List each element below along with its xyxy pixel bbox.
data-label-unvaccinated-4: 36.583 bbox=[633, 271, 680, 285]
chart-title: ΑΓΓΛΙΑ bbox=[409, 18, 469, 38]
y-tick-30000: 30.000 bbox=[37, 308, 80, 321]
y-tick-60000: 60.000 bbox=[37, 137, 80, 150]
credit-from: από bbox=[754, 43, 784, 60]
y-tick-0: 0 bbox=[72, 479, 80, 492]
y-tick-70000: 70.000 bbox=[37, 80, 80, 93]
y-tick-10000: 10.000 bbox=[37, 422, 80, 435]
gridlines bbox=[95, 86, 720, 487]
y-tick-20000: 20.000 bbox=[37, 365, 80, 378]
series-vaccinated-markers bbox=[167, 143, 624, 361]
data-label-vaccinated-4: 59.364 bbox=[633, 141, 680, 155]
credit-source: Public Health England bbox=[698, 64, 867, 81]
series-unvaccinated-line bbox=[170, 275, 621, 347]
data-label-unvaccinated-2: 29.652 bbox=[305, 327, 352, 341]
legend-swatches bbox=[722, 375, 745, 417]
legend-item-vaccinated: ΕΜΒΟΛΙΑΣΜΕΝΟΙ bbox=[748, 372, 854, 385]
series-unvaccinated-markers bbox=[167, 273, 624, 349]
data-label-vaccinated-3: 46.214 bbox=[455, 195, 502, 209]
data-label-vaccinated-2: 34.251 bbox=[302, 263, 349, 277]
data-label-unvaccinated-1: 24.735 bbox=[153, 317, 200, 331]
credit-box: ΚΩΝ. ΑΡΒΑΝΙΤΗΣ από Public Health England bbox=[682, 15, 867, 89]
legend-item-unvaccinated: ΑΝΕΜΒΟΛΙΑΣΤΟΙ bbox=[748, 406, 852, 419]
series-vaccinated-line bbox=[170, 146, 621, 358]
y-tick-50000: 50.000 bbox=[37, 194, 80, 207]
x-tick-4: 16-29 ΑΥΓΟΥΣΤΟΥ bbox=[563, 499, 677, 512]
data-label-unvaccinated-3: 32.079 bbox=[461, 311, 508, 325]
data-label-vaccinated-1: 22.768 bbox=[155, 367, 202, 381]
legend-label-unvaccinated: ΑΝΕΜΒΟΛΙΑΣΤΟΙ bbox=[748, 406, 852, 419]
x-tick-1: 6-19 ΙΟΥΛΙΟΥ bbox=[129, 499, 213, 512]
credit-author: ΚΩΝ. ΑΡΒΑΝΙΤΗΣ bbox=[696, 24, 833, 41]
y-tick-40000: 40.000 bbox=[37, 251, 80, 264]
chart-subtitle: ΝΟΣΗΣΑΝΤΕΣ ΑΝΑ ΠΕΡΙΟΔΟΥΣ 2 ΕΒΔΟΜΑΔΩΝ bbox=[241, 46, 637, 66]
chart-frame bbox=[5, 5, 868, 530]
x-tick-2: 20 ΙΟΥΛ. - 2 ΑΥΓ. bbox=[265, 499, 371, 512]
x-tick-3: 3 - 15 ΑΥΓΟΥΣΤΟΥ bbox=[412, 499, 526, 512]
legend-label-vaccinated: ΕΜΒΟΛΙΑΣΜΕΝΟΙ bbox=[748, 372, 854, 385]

------------

*Given exercise*. Recast the portion of the data that opens with its first line and closes with the line containing "data-label-vaccinated-4: 59.364 bbox=[633, 141, 680, 155]" as a Markdown table with columns Row and Line, numbering each row and leaving out blank lines.

*Solution to this exercise*.
| Row | Line |
|---|---|
| 1 | List each element below along with its xyxy pixel bbox. |
| 2 | data-label-unvaccinated-4: 36.583 bbox=[633, 271, 680, 285] |
| 3 | chart-title: ΑΓΓΛΙΑ bbox=[409, 18, 469, 38] |
| 4 | y-tick-30000: 30.000 bbox=[37, 308, 80, 321] |
| 5 | y-tick-60000: 60.000 bbox=[37, 137, 80, 150] |
| 6 | credit-from: από bbox=[754, 43, 784, 60] |
| 7 | y-tick-0: 0 bbox=[72, 479, 80, 492] |
| 8 | y-tick-70000: 70.000 bbox=[37, 80, 80, 93] |
| 9 | y-tick-10000: 10.000 bbox=[37, 422, 80, 435] |
| 10 | gridlines bbox=[95, 86, 720, 487] |
| 11 | y-tick-20000: 20.000 bbox=[37, 365, 80, 378] |
| 12 | series-vaccinated-markers bbox=[167, 143, 624, 361] |
| 13 | data-label-vaccinated-4: 59.364 bbox=[633, 141, 680, 155] |